* BEGIN MATERIAL SHOWN *

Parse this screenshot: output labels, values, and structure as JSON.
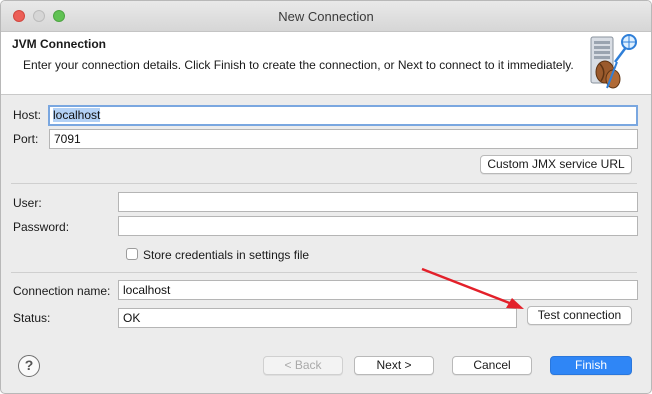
{
  "window": {
    "title": "New Connection"
  },
  "header": {
    "title": "JVM Connection",
    "description": "Enter your connection details. Click Finish to create the connection, or Next to connect to it immediately.",
    "icon": "jvm-connection-icon"
  },
  "connection": {
    "host_label": "Host:",
    "host_value": "localhost",
    "port_label": "Port:",
    "port_value": "7091",
    "custom_jmx_button": "Custom JMX service URL"
  },
  "credentials": {
    "user_label": "User:",
    "user_value": "",
    "password_label": "Password:",
    "password_value": "",
    "store_credentials_label": "Store credentials in settings file",
    "store_credentials_checked": false
  },
  "details": {
    "connection_name_label": "Connection name:",
    "connection_name_value": "localhost",
    "status_label": "Status:",
    "status_value": "OK",
    "test_connection_button": "Test connection"
  },
  "footer": {
    "help_symbol": "?",
    "back_button": "< Back",
    "next_button": "Next >",
    "cancel_button": "Cancel",
    "finish_button": "Finish"
  },
  "colors": {
    "primary_button": "#2f86f6",
    "focus_ring": "#7aa7e0",
    "annotation_arrow": "#e3202a"
  }
}
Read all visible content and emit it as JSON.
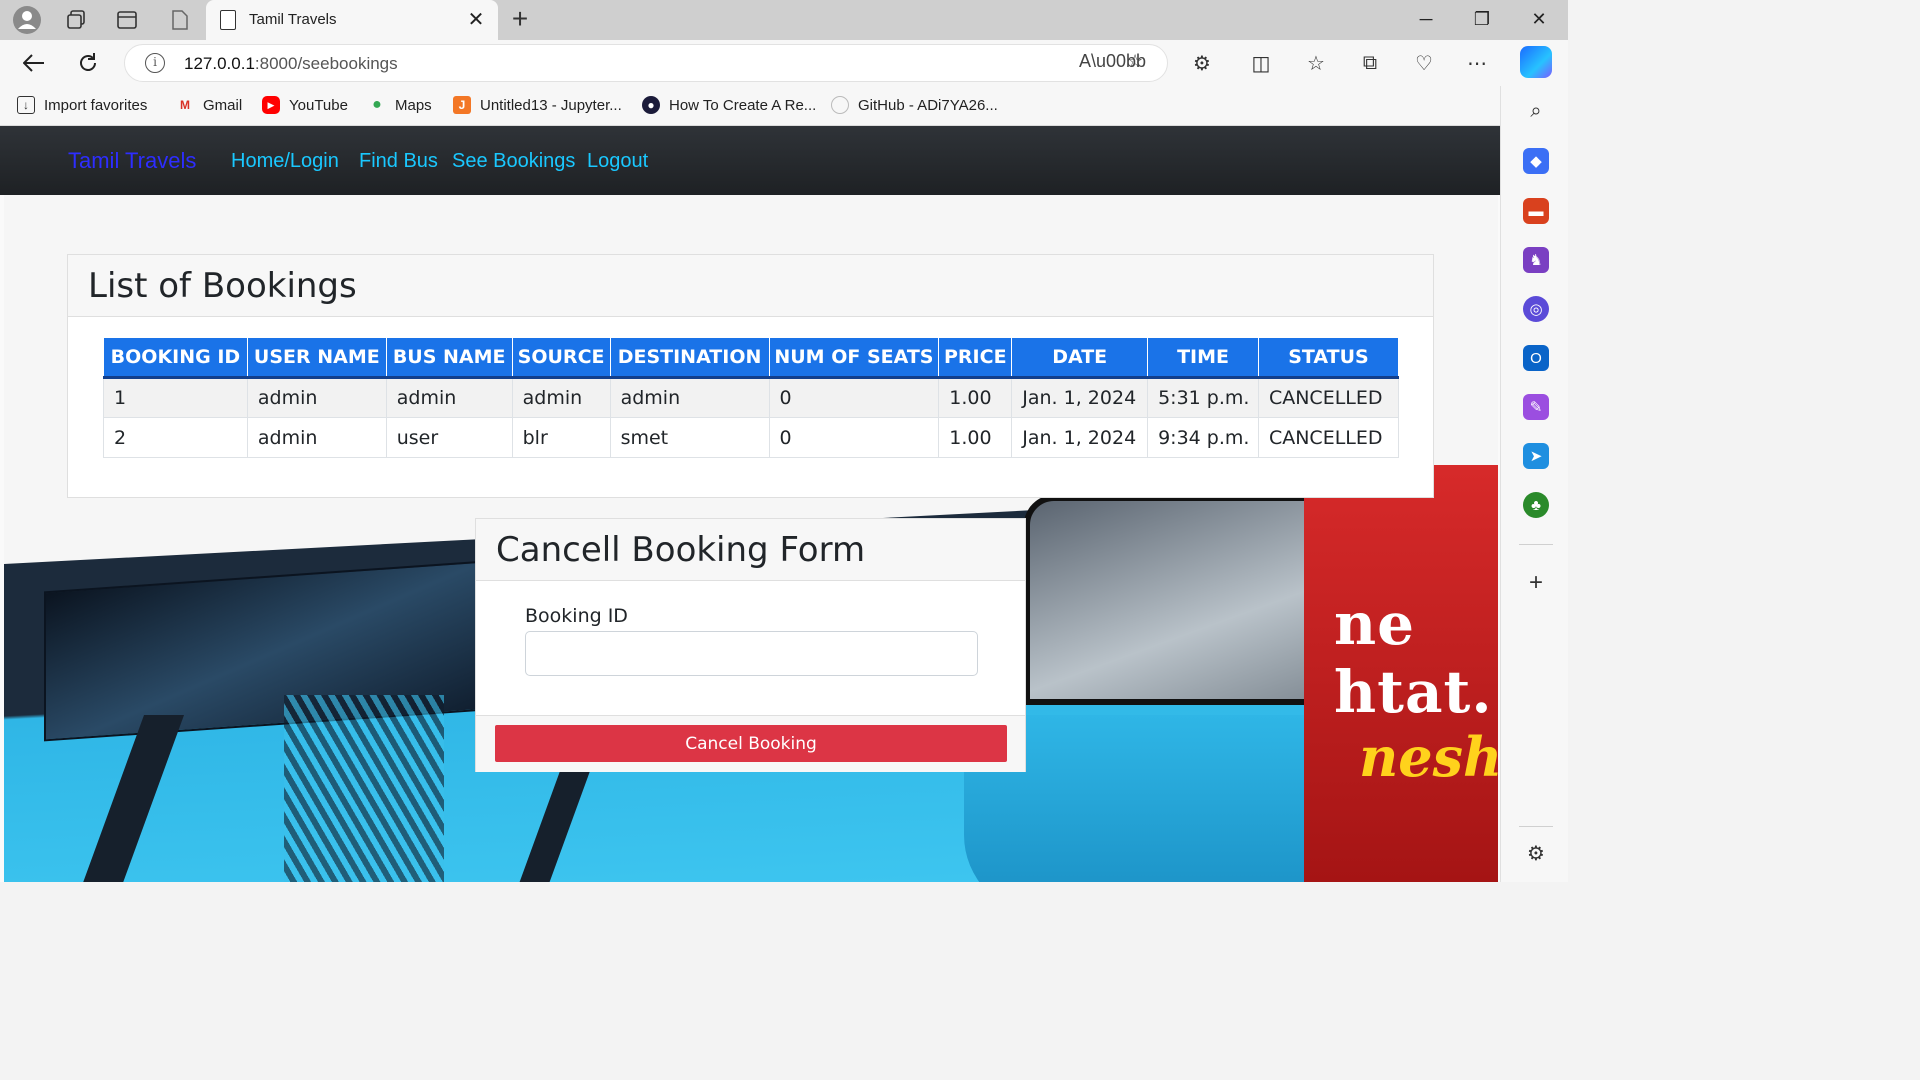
{
  "browser": {
    "tab_title": "Tamil Travels",
    "url_host": "127.0.0.1",
    "url_path": ":8000/seebookings",
    "bookmarks": [
      {
        "label": "Import favorites"
      },
      {
        "label": "Gmail"
      },
      {
        "label": "YouTube"
      },
      {
        "label": "Maps"
      },
      {
        "label": "Untitled13 - Jupyter..."
      },
      {
        "label": "How To Create A Re..."
      },
      {
        "label": "GitHub - ADi7YA26..."
      }
    ]
  },
  "navbar": {
    "brand": "Tamil Travels",
    "links": [
      "Home/Login",
      "Find Bus",
      "See Bookings",
      "Logout"
    ]
  },
  "bookings": {
    "title": "List of Bookings",
    "columns": [
      "BOOKING ID",
      "USER NAME",
      "BUS NAME",
      "SOURCE",
      "DESTINATION",
      "NUM OF SEATS",
      "PRICE",
      "DATE",
      "TIME",
      "STATUS"
    ],
    "rows": [
      [
        "1",
        "admin",
        "admin",
        "admin",
        "admin",
        "0",
        "1.00",
        "Jan. 1, 2024",
        "5:31 p.m.",
        "CANCELLED"
      ],
      [
        "2",
        "admin",
        "user",
        "blr",
        "smet",
        "0",
        "1.00",
        "Jan. 1, 2024",
        "9:34 p.m.",
        "CANCELLED"
      ]
    ]
  },
  "cancel_form": {
    "title": "Cancell Booking Form",
    "field_label": "Booking ID",
    "field_value": "",
    "button_label": "Cancel Booking"
  },
  "background_text": {
    "red_bus_1": "ne  htat.",
    "red_bus_2": "nesh"
  },
  "colors": {
    "brand": "#2d2dff",
    "nav_link": "#1ac8ff",
    "table_header": "#1a73e8",
    "danger_button": "#dc3545"
  }
}
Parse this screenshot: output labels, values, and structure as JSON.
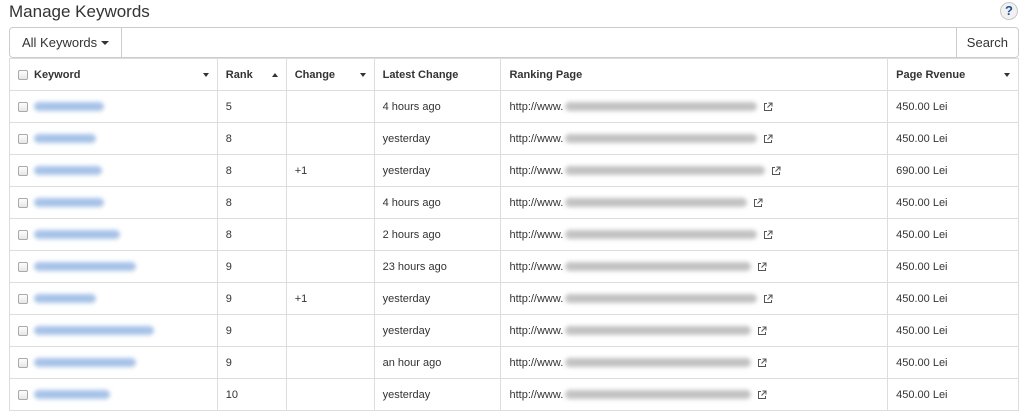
{
  "header": {
    "title": "Manage Keywords",
    "help_label": "?"
  },
  "toolbar": {
    "filter_label": "All Keywords",
    "search_value": "",
    "search_placeholder": "",
    "search_button": "Search"
  },
  "table": {
    "columns": [
      "Keyword",
      "Rank",
      "Change",
      "Latest Change",
      "Ranking Page",
      "Page Rvenue"
    ],
    "rows": [
      {
        "rank": "5",
        "change": "",
        "latest": "4 hours ago",
        "url": "http://www.",
        "revenue": "450.00 Lei"
      },
      {
        "rank": "8",
        "change": "",
        "latest": "yesterday",
        "url": "http://www.",
        "revenue": "450.00 Lei"
      },
      {
        "rank": "8",
        "change": "+1",
        "latest": "yesterday",
        "url": "http://www.",
        "revenue": "690.00 Lei"
      },
      {
        "rank": "8",
        "change": "",
        "latest": "4 hours ago",
        "url": "http://www.",
        "revenue": "450.00 Lei"
      },
      {
        "rank": "8",
        "change": "",
        "latest": "2 hours ago",
        "url": "http://www.",
        "revenue": "450.00 Lei"
      },
      {
        "rank": "9",
        "change": "",
        "latest": "23 hours ago",
        "url": "http://www.",
        "revenue": "450.00 Lei"
      },
      {
        "rank": "9",
        "change": "+1",
        "latest": "yesterday",
        "url": "http://www.",
        "revenue": "450.00 Lei"
      },
      {
        "rank": "9",
        "change": "",
        "latest": "yesterday",
        "url": "http://www.",
        "revenue": "450.00 Lei"
      },
      {
        "rank": "9",
        "change": "",
        "latest": "an hour ago",
        "url": "http://www.",
        "revenue": "450.00 Lei"
      },
      {
        "rank": "10",
        "change": "",
        "latest": "yesterday",
        "url": "http://www.",
        "revenue": "450.00 Lei"
      }
    ]
  },
  "icons": {
    "help": "help-icon",
    "external_link": "external-link-icon",
    "caret": "caret-down-icon"
  },
  "colors": {
    "link_blue": "#a7c2e8",
    "help_blue": "#1f4f96",
    "border": "#dddddd"
  }
}
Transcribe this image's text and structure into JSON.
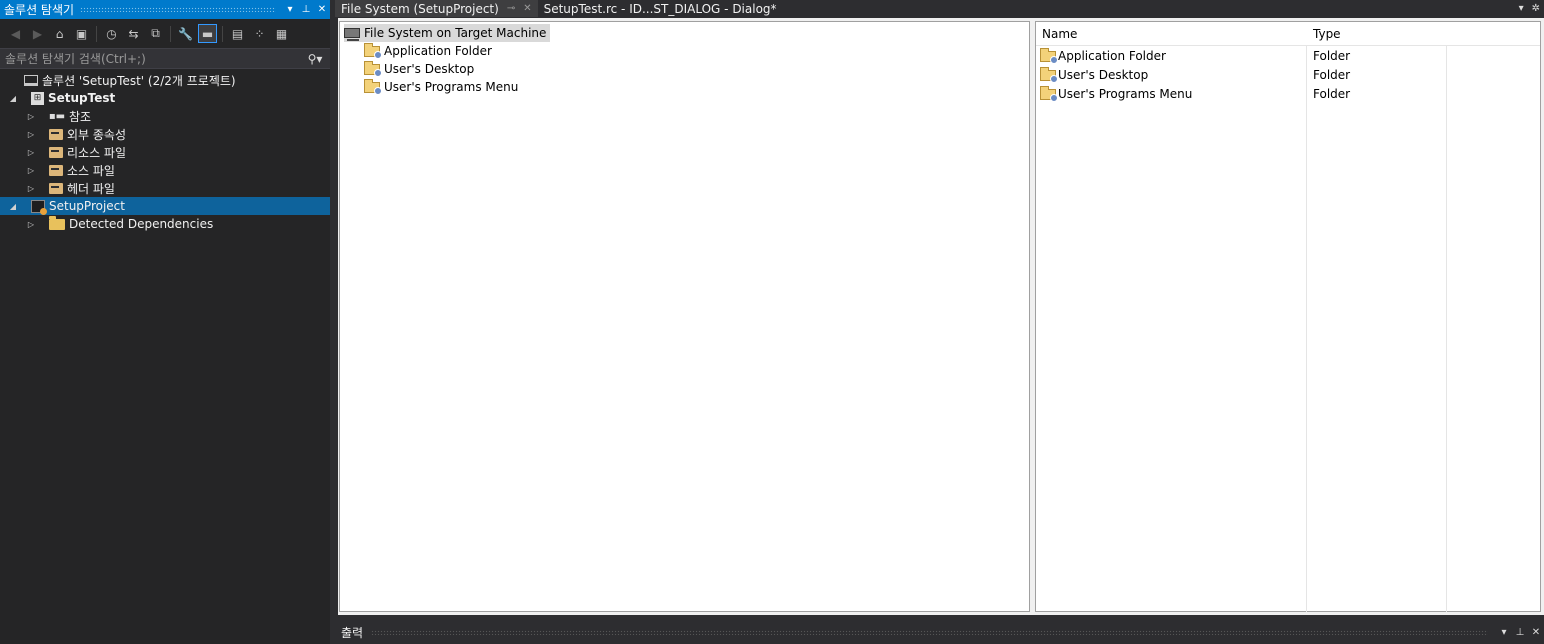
{
  "solution_explorer": {
    "title": "솔루션 탐색기",
    "search_placeholder": "솔루션 탐색기 검색(Ctrl+;)",
    "tree": {
      "solution": "솔루션 'SetupTest' (2/2개 프로젝트)",
      "project1": "SetupTest",
      "references": "참조",
      "external_deps": "외부 종속성",
      "resource_files": "리소스 파일",
      "source_files": "소스 파일",
      "header_files": "헤더 파일",
      "project2": "SetupProject",
      "detected_deps": "Detected Dependencies"
    }
  },
  "tabs": {
    "active": "File System (SetupProject)",
    "second": "SetupTest.rc - ID...ST_DIALOG - Dialog*"
  },
  "file_system": {
    "root": "File System on Target Machine",
    "folders": [
      "Application Folder",
      "User's Desktop",
      "User's Programs Menu"
    ]
  },
  "list_view": {
    "columns": [
      "Name",
      "Type"
    ],
    "rows": [
      {
        "name": "Application Folder",
        "type": "Folder"
      },
      {
        "name": "User's Desktop",
        "type": "Folder"
      },
      {
        "name": "User's Programs Menu",
        "type": "Folder"
      }
    ]
  },
  "output": {
    "title": "출력"
  },
  "colors": {
    "accent": "#007acc",
    "selection": "#0e639c",
    "sidebar_bg": "#252526"
  }
}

* END MATERIAL SHOWN *

| THE REQUEST |
Collect every line with the string "Travels" from the records, and copy each.

| WRITTEN ANSWER |
    "tab_title": "Tamil Travels",
    "brand": "Tamil Travels",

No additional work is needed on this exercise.